[Aim of the exercise]
Here are some records; copy every line that holds the word "name".

▼

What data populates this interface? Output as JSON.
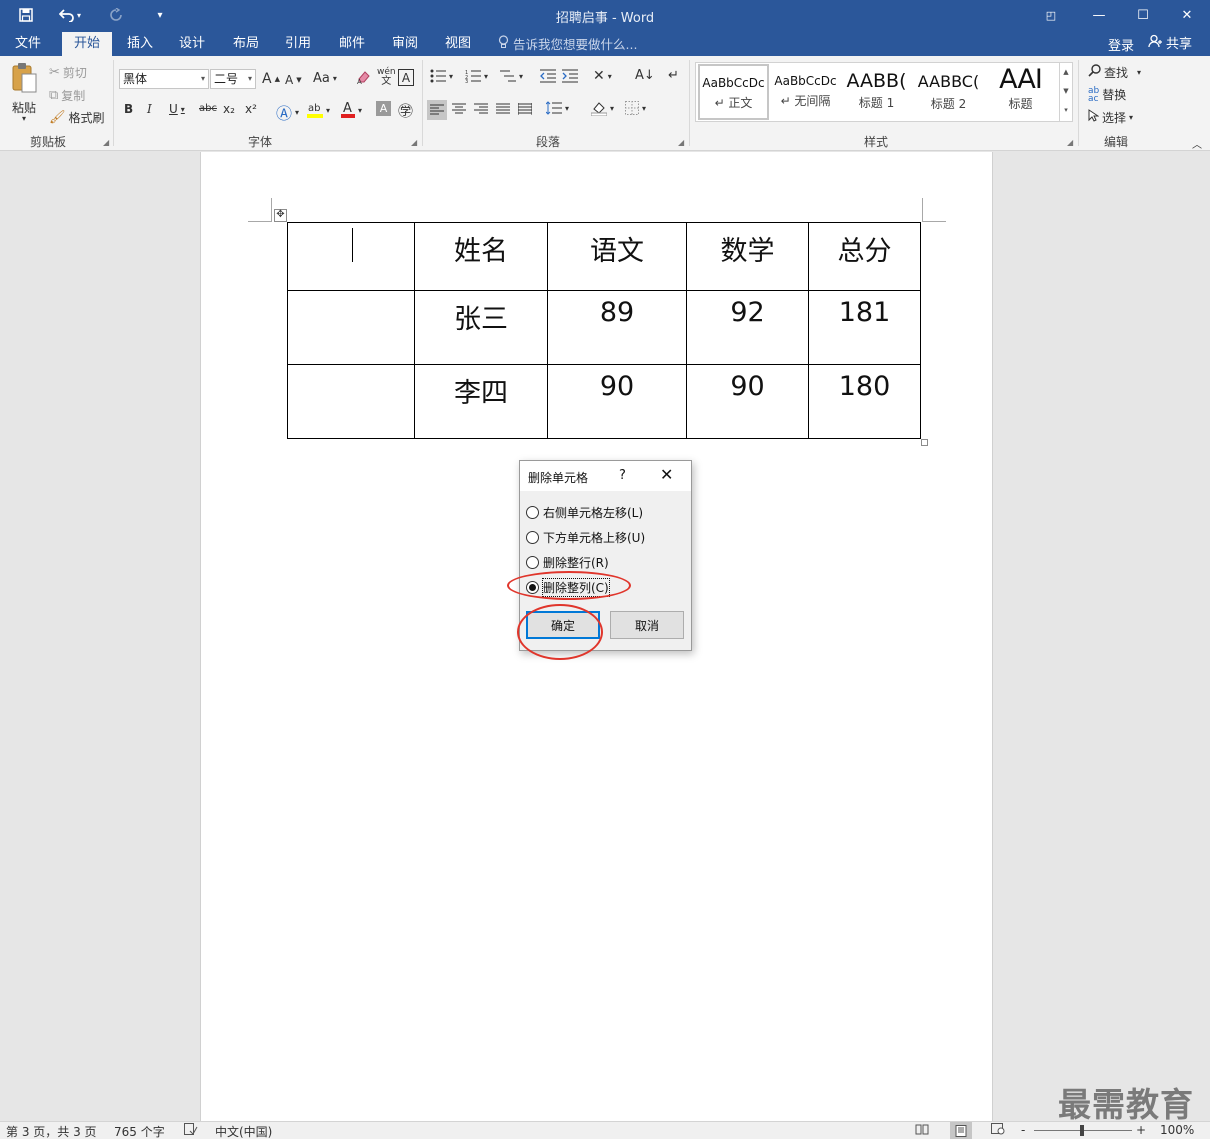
{
  "window": {
    "title": "招聘启事 - Word",
    "quick_access": {
      "save_icon": "save-icon",
      "undo_icon": "undo-icon",
      "redo_icon": "redo-icon",
      "customize_icon": "customize-icon"
    },
    "controls": {
      "restore_ribbon": "◰",
      "minimize": "—",
      "maximize": "☐",
      "close": "✕"
    }
  },
  "tabs": [
    {
      "label": "文件"
    },
    {
      "label": "开始"
    },
    {
      "label": "插入"
    },
    {
      "label": "设计"
    },
    {
      "label": "布局"
    },
    {
      "label": "引用"
    },
    {
      "label": "邮件"
    },
    {
      "label": "审阅"
    },
    {
      "label": "视图"
    }
  ],
  "active_tab": "开始",
  "tell_me": "告诉我您想要做什么...",
  "account": {
    "signin": "登录",
    "share": "共享"
  },
  "ribbon": {
    "clipboard": {
      "paste": "粘贴",
      "cut": "剪切",
      "copy": "复制",
      "format_painter": "格式刷",
      "label": "剪贴板"
    },
    "font": {
      "name": "黑体",
      "size": "二号",
      "label": "字体",
      "grow": "A",
      "shrink": "A",
      "case": "Aa",
      "bold": "B",
      "italic": "I",
      "underline": "U",
      "strike": "abc",
      "sub": "x₂",
      "sup": "x²",
      "phonetic": "wén",
      "border_char": "A"
    },
    "paragraph": {
      "label": "段落"
    },
    "styles": {
      "label": "样式",
      "items": [
        {
          "sample": "AaBbCcDc",
          "name": "↵ 正文"
        },
        {
          "sample": "AaBbCcDc",
          "name": "↵ 无间隔"
        },
        {
          "sample": "AABB(",
          "name": "标题 1"
        },
        {
          "sample": "AABBC(",
          "name": "标题 2"
        },
        {
          "sample": "AAI",
          "name": "标题"
        }
      ]
    },
    "editing": {
      "find": "查找",
      "replace": "替换",
      "select": "选择",
      "label": "编辑"
    }
  },
  "document": {
    "table": {
      "rows": [
        [
          "",
          "姓名",
          "语文",
          "数学",
          "总分"
        ],
        [
          "",
          "张三",
          "89",
          "92",
          "181"
        ],
        [
          "",
          "李四",
          "90",
          "90",
          "180"
        ]
      ]
    }
  },
  "dialog": {
    "title": "删除单元格",
    "help": "?",
    "close": "✕",
    "options": [
      {
        "label": "右侧单元格左移(L)",
        "selected": false
      },
      {
        "label": "下方单元格上移(U)",
        "selected": false
      },
      {
        "label": "删除整行(R)",
        "selected": false
      },
      {
        "label": "删除整列(C)",
        "selected": true
      }
    ],
    "ok": "确定",
    "cancel": "取消",
    "annotation_color": "#e0352b"
  },
  "statusbar": {
    "page": "第 3 页，共 3 页",
    "words": "765 个字",
    "language": "中文(中国)",
    "zoom": "100%",
    "zoom_minus": "-",
    "zoom_plus": "+"
  },
  "watermark": "最需教育",
  "colors": {
    "brand": "#2b579a",
    "dialog_default_border": "#0078d7"
  }
}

▲

[The completed task]
      "name": "黑体",
          "name": "↵ 正文"
          "name": "↵ 无间隔"
          "name": "标题 1"
          "name": "标题 2"
          "name": "标题"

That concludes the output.